**Exercise requirements:**
Quote the records below in full, exactly as given, with the images taken out.

-- Start of Material to process --

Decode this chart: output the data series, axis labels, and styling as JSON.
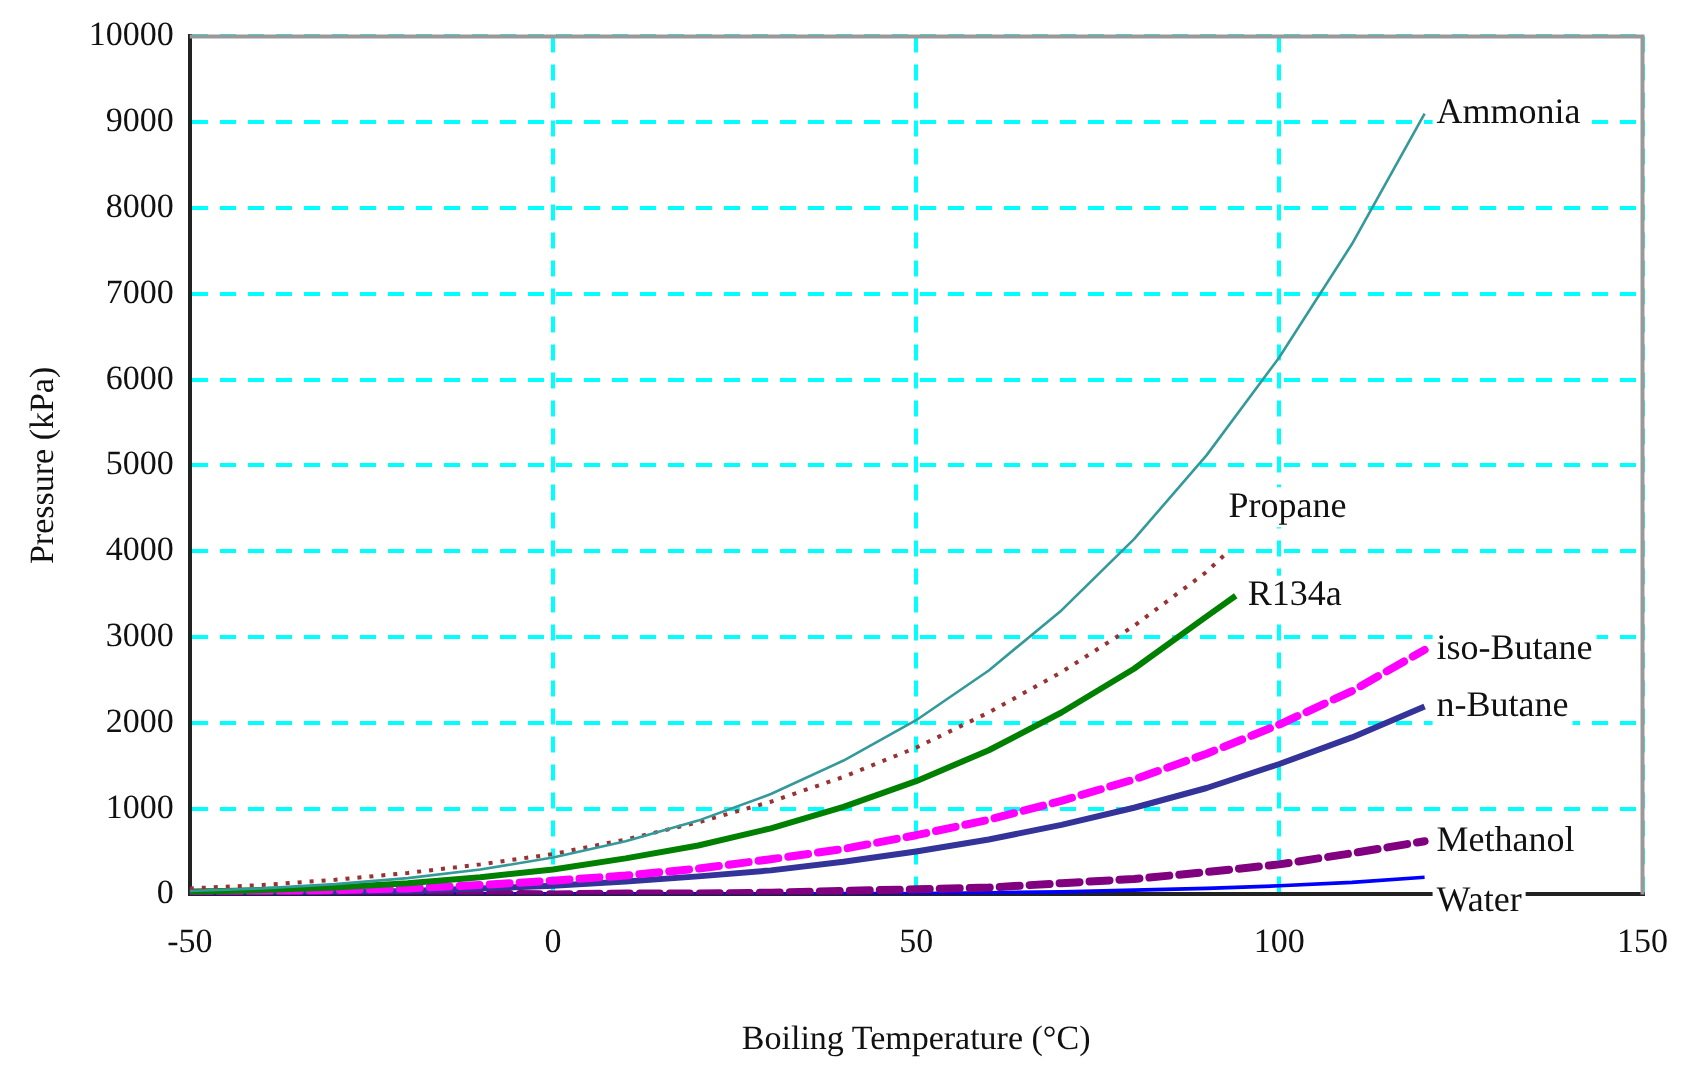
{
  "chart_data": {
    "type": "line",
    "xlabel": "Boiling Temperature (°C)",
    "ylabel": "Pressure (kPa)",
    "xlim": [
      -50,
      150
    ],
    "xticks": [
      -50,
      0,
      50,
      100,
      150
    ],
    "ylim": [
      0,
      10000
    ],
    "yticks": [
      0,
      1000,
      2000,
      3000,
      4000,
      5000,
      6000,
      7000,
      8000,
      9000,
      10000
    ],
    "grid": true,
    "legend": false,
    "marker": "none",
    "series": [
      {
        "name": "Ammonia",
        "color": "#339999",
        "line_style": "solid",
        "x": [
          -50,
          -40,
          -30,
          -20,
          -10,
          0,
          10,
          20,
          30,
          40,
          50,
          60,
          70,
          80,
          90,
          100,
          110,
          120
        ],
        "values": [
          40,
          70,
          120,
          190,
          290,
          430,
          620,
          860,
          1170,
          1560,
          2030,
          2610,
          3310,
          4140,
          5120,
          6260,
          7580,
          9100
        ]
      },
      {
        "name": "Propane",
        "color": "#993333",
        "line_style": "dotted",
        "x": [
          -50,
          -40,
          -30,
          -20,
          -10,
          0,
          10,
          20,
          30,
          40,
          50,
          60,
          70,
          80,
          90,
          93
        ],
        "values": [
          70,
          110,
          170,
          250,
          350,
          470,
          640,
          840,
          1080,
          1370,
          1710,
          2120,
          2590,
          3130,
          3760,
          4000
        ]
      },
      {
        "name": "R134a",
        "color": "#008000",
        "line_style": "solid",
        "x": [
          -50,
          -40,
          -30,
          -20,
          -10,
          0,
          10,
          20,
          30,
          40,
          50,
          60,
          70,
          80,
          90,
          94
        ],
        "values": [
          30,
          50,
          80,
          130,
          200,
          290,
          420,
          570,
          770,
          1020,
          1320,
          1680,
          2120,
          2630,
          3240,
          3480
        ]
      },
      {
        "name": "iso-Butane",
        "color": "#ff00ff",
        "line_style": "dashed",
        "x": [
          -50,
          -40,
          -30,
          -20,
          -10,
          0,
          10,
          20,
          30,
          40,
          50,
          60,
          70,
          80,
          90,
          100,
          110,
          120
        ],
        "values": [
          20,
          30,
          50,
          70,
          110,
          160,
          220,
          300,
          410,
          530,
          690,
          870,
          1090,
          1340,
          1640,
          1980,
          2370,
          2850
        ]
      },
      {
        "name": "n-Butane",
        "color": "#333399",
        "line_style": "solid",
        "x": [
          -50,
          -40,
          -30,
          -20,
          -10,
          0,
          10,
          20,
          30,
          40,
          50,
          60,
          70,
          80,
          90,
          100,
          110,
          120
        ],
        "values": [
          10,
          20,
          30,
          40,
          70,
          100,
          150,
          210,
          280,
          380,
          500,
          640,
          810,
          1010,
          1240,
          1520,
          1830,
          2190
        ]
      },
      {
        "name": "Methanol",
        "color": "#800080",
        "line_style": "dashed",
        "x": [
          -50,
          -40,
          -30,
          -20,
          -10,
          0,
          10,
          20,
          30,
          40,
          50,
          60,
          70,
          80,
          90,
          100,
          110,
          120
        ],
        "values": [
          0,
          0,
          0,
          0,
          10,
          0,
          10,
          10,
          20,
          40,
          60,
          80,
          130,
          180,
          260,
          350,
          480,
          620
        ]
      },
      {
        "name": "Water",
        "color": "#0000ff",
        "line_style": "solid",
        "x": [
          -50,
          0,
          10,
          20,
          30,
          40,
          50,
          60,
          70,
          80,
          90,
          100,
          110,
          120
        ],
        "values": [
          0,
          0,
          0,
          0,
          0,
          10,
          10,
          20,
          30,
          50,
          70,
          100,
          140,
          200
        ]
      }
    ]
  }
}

-- End of Material to process --

**Finished task:**
Decode this chart: output the data series, axis labels, and styling as JSON.
{
  "chart_data": {
    "type": "line",
    "xlabel": "Boiling Temperature (°C)",
    "ylabel": "Pressure (kPa)",
    "xlim": [
      -50,
      150
    ],
    "xticks": [
      -50,
      0,
      50,
      100,
      150
    ],
    "ylim": [
      0,
      10000
    ],
    "yticks": [
      0,
      1000,
      2000,
      3000,
      4000,
      5000,
      6000,
      7000,
      8000,
      9000,
      10000
    ],
    "grid": true,
    "legend": false,
    "marker": "none",
    "series": [
      {
        "name": "Ammonia",
        "color": "#339999",
        "line_style": "solid",
        "x": [
          -50,
          -40,
          -30,
          -20,
          -10,
          0,
          10,
          20,
          30,
          40,
          50,
          60,
          70,
          80,
          90,
          100,
          110,
          120
        ],
        "values": [
          40,
          70,
          120,
          190,
          290,
          430,
          620,
          860,
          1170,
          1560,
          2030,
          2610,
          3310,
          4140,
          5120,
          6260,
          7580,
          9100
        ]
      },
      {
        "name": "Propane",
        "color": "#993333",
        "line_style": "dotted",
        "x": [
          -50,
          -40,
          -30,
          -20,
          -10,
          0,
          10,
          20,
          30,
          40,
          50,
          60,
          70,
          80,
          90,
          93
        ],
        "values": [
          70,
          110,
          170,
          250,
          350,
          470,
          640,
          840,
          1080,
          1370,
          1710,
          2120,
          2590,
          3130,
          3760,
          4000
        ]
      },
      {
        "name": "R134a",
        "color": "#008000",
        "line_style": "solid",
        "x": [
          -50,
          -40,
          -30,
          -20,
          -10,
          0,
          10,
          20,
          30,
          40,
          50,
          60,
          70,
          80,
          90,
          94
        ],
        "values": [
          30,
          50,
          80,
          130,
          200,
          290,
          420,
          570,
          770,
          1020,
          1320,
          1680,
          2120,
          2630,
          3240,
          3480
        ]
      },
      {
        "name": "iso-Butane",
        "color": "#ff00ff",
        "line_style": "dashed",
        "x": [
          -50,
          -40,
          -30,
          -20,
          -10,
          0,
          10,
          20,
          30,
          40,
          50,
          60,
          70,
          80,
          90,
          100,
          110,
          120
        ],
        "values": [
          20,
          30,
          50,
          70,
          110,
          160,
          220,
          300,
          410,
          530,
          690,
          870,
          1090,
          1340,
          1640,
          1980,
          2370,
          2850
        ]
      },
      {
        "name": "n-Butane",
        "color": "#333399",
        "line_style": "solid",
        "x": [
          -50,
          -40,
          -30,
          -20,
          -10,
          0,
          10,
          20,
          30,
          40,
          50,
          60,
          70,
          80,
          90,
          100,
          110,
          120
        ],
        "values": [
          10,
          20,
          30,
          40,
          70,
          100,
          150,
          210,
          280,
          380,
          500,
          640,
          810,
          1010,
          1240,
          1520,
          1830,
          2190
        ]
      },
      {
        "name": "Methanol",
        "color": "#800080",
        "line_style": "dashed",
        "x": [
          -50,
          -40,
          -30,
          -20,
          -10,
          0,
          10,
          20,
          30,
          40,
          50,
          60,
          70,
          80,
          90,
          100,
          110,
          120
        ],
        "values": [
          0,
          0,
          0,
          0,
          10,
          0,
          10,
          10,
          20,
          40,
          60,
          80,
          130,
          180,
          260,
          350,
          480,
          620
        ]
      },
      {
        "name": "Water",
        "color": "#0000ff",
        "line_style": "solid",
        "x": [
          -50,
          0,
          10,
          20,
          30,
          40,
          50,
          60,
          70,
          80,
          90,
          100,
          110,
          120
        ],
        "values": [
          0,
          0,
          0,
          0,
          0,
          10,
          10,
          20,
          30,
          50,
          70,
          100,
          140,
          200
        ]
      }
    ]
  }
}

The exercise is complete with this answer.